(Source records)
◆ ◆ ◆ ◆ ◆ ◆ ◆
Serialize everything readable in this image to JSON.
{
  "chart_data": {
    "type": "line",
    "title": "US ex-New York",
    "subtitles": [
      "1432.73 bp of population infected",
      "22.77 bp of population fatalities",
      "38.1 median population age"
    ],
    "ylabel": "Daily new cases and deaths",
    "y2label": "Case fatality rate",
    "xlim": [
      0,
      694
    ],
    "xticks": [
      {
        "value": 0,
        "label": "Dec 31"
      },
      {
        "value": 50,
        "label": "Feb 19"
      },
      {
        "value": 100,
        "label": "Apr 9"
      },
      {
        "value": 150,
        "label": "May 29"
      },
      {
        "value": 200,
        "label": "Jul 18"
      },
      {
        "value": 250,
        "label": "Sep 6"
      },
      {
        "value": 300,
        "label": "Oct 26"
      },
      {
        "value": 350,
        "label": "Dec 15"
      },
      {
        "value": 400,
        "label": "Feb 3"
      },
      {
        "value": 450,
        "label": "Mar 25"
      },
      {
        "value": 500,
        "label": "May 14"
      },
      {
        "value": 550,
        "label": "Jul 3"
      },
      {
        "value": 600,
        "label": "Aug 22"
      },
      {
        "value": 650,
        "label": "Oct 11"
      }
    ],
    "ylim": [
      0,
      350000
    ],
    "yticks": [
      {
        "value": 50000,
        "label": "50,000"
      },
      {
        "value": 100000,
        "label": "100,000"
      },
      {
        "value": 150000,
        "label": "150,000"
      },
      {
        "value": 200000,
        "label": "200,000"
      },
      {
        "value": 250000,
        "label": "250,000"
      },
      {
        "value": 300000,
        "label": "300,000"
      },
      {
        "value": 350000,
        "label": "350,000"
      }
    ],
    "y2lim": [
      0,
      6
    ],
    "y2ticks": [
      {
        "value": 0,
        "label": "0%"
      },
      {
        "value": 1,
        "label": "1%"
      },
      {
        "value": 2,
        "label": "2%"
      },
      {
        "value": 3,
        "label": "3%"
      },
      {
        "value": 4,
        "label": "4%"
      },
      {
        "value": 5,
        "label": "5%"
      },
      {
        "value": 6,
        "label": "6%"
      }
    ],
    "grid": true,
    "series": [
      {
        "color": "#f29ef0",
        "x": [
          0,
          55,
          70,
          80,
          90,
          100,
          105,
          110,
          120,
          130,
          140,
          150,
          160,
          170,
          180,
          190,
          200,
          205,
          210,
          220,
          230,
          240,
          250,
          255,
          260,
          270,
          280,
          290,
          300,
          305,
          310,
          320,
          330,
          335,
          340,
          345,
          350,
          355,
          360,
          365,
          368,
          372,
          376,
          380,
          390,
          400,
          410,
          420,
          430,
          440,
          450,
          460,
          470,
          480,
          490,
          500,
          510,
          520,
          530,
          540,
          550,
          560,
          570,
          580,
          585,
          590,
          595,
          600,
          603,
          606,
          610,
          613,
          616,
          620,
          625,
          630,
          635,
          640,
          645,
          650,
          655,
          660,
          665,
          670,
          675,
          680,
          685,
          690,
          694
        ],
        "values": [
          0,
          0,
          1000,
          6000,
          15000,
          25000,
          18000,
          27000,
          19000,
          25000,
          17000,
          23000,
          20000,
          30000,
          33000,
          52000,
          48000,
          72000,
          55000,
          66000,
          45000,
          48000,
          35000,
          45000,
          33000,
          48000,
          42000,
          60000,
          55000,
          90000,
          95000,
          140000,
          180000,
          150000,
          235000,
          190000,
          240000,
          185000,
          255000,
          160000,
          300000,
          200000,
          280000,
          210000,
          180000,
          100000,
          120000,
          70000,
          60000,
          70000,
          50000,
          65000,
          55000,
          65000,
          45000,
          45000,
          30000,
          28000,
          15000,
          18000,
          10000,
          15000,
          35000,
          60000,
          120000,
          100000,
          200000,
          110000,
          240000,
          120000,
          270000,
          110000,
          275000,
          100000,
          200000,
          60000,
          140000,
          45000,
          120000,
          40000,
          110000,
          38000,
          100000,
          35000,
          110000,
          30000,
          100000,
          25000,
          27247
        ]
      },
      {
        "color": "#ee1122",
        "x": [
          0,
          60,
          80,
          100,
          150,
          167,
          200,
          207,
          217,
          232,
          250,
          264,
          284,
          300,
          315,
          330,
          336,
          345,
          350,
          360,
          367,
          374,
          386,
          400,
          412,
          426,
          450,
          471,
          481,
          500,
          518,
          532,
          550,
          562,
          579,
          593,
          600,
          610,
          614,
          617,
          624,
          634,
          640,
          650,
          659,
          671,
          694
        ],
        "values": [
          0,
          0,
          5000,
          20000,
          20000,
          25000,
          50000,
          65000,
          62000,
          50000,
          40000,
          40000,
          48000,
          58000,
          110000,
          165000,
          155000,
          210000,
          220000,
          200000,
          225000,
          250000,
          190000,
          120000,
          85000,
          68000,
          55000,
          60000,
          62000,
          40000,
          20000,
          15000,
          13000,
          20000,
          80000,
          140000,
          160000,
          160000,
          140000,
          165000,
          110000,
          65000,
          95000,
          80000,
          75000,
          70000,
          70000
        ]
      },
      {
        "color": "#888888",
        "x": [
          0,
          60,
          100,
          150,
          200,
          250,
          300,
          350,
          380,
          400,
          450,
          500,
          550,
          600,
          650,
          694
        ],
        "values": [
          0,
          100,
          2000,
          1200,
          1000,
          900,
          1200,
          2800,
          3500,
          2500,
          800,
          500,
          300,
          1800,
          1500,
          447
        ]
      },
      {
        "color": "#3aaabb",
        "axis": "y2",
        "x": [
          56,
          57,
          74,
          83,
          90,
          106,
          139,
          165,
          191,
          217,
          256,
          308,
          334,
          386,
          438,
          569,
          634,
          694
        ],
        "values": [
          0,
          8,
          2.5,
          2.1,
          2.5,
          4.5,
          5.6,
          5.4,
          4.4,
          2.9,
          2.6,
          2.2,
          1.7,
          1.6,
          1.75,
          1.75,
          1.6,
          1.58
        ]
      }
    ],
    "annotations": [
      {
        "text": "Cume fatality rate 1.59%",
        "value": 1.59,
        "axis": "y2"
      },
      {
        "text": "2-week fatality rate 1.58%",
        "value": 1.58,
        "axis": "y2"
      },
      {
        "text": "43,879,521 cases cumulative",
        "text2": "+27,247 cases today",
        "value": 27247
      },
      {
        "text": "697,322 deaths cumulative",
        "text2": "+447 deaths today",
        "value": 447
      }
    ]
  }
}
◆ ◆ ◆ ◆ ◆ ◆ ◆
• **Task details**
Return every line exactly.

• **Exercise response**
Serialize everything readable in this image to JSON.
{
  "chart_data": {
    "type": "line",
    "title": "US ex-New York",
    "subtitles": [
      "1432.73 bp of population infected",
      "22.77 bp of population fatalities",
      "38.1 median population age"
    ],
    "ylabel": "Daily new cases and deaths",
    "y2label": "Case fatality rate",
    "xlim": [
      0,
      694
    ],
    "xticks": [
      {
        "value": 0,
        "label": "Dec 31"
      },
      {
        "value": 50,
        "label": "Feb 19"
      },
      {
        "value": 100,
        "label": "Apr 9"
      },
      {
        "value": 150,
        "label": "May 29"
      },
      {
        "value": 200,
        "label": "Jul 18"
      },
      {
        "value": 250,
        "label": "Sep 6"
      },
      {
        "value": 300,
        "label": "Oct 26"
      },
      {
        "value": 350,
        "label": "Dec 15"
      },
      {
        "value": 400,
        "label": "Feb 3"
      },
      {
        "value": 450,
        "label": "Mar 25"
      },
      {
        "value": 500,
        "label": "May 14"
      },
      {
        "value": 550,
        "label": "Jul 3"
      },
      {
        "value": 600,
        "label": "Aug 22"
      },
      {
        "value": 650,
        "label": "Oct 11"
      }
    ],
    "ylim": [
      0,
      350000
    ],
    "yticks": [
      {
        "value": 50000,
        "label": "50,000"
      },
      {
        "value": 100000,
        "label": "100,000"
      },
      {
        "value": 150000,
        "label": "150,000"
      },
      {
        "value": 200000,
        "label": "200,000"
      },
      {
        "value": 250000,
        "label": "250,000"
      },
      {
        "value": 300000,
        "label": "300,000"
      },
      {
        "value": 350000,
        "label": "350,000"
      }
    ],
    "y2lim": [
      0,
      6
    ],
    "y2ticks": [
      {
        "value": 0,
        "label": "0%"
      },
      {
        "value": 1,
        "label": "1%"
      },
      {
        "value": 2,
        "label": "2%"
      },
      {
        "value": 3,
        "label": "3%"
      },
      {
        "value": 4,
        "label": "4%"
      },
      {
        "value": 5,
        "label": "5%"
      },
      {
        "value": 6,
        "label": "6%"
      }
    ],
    "grid": true,
    "series": [
      {
        "color": "#f29ef0",
        "x": [
          0,
          55,
          70,
          80,
          90,
          100,
          105,
          110,
          120,
          130,
          140,
          150,
          160,
          170,
          180,
          190,
          200,
          205,
          210,
          220,
          230,
          240,
          250,
          255,
          260,
          270,
          280,
          290,
          300,
          305,
          310,
          320,
          330,
          335,
          340,
          345,
          350,
          355,
          360,
          365,
          368,
          372,
          376,
          380,
          390,
          400,
          410,
          420,
          430,
          440,
          450,
          460,
          470,
          480,
          490,
          500,
          510,
          520,
          530,
          540,
          550,
          560,
          570,
          580,
          585,
          590,
          595,
          600,
          603,
          606,
          610,
          613,
          616,
          620,
          625,
          630,
          635,
          640,
          645,
          650,
          655,
          660,
          665,
          670,
          675,
          680,
          685,
          690,
          694
        ],
        "values": [
          0,
          0,
          1000,
          6000,
          15000,
          25000,
          18000,
          27000,
          19000,
          25000,
          17000,
          23000,
          20000,
          30000,
          33000,
          52000,
          48000,
          72000,
          55000,
          66000,
          45000,
          48000,
          35000,
          45000,
          33000,
          48000,
          42000,
          60000,
          55000,
          90000,
          95000,
          140000,
          180000,
          150000,
          235000,
          190000,
          240000,
          185000,
          255000,
          160000,
          300000,
          200000,
          280000,
          210000,
          180000,
          100000,
          120000,
          70000,
          60000,
          70000,
          50000,
          65000,
          55000,
          65000,
          45000,
          45000,
          30000,
          28000,
          15000,
          18000,
          10000,
          15000,
          35000,
          60000,
          120000,
          100000,
          200000,
          110000,
          240000,
          120000,
          270000,
          110000,
          275000,
          100000,
          200000,
          60000,
          140000,
          45000,
          120000,
          40000,
          110000,
          38000,
          100000,
          35000,
          110000,
          30000,
          100000,
          25000,
          27247
        ]
      },
      {
        "color": "#ee1122",
        "x": [
          0,
          60,
          80,
          100,
          150,
          167,
          200,
          207,
          217,
          232,
          250,
          264,
          284,
          300,
          315,
          330,
          336,
          345,
          350,
          360,
          367,
          374,
          386,
          400,
          412,
          426,
          450,
          471,
          481,
          500,
          518,
          532,
          550,
          562,
          579,
          593,
          600,
          610,
          614,
          617,
          624,
          634,
          640,
          650,
          659,
          671,
          694
        ],
        "values": [
          0,
          0,
          5000,
          20000,
          20000,
          25000,
          50000,
          65000,
          62000,
          50000,
          40000,
          40000,
          48000,
          58000,
          110000,
          165000,
          155000,
          210000,
          220000,
          200000,
          225000,
          250000,
          190000,
          120000,
          85000,
          68000,
          55000,
          60000,
          62000,
          40000,
          20000,
          15000,
          13000,
          20000,
          80000,
          140000,
          160000,
          160000,
          140000,
          165000,
          110000,
          65000,
          95000,
          80000,
          75000,
          70000,
          70000
        ]
      },
      {
        "color": "#888888",
        "x": [
          0,
          60,
          100,
          150,
          200,
          250,
          300,
          350,
          380,
          400,
          450,
          500,
          550,
          600,
          650,
          694
        ],
        "values": [
          0,
          100,
          2000,
          1200,
          1000,
          900,
          1200,
          2800,
          3500,
          2500,
          800,
          500,
          300,
          1800,
          1500,
          447
        ]
      },
      {
        "color": "#3aaabb",
        "axis": "y2",
        "x": [
          56,
          57,
          74,
          83,
          90,
          106,
          139,
          165,
          191,
          217,
          256,
          308,
          334,
          386,
          438,
          569,
          634,
          694
        ],
        "values": [
          0,
          8,
          2.5,
          2.1,
          2.5,
          4.5,
          5.6,
          5.4,
          4.4,
          2.9,
          2.6,
          2.2,
          1.7,
          1.6,
          1.75,
          1.75,
          1.6,
          1.58
        ]
      }
    ],
    "annotations": [
      {
        "text": "Cume fatality rate 1.59%",
        "value": 1.59,
        "axis": "y2"
      },
      {
        "text": "2-week fatality rate 1.58%",
        "value": 1.58,
        "axis": "y2"
      },
      {
        "text": "43,879,521 cases cumulative",
        "text2": "+27,247 cases today",
        "value": 27247
      },
      {
        "text": "697,322 deaths cumulative",
        "text2": "+447 deaths today",
        "value": 447
      }
    ]
  }
}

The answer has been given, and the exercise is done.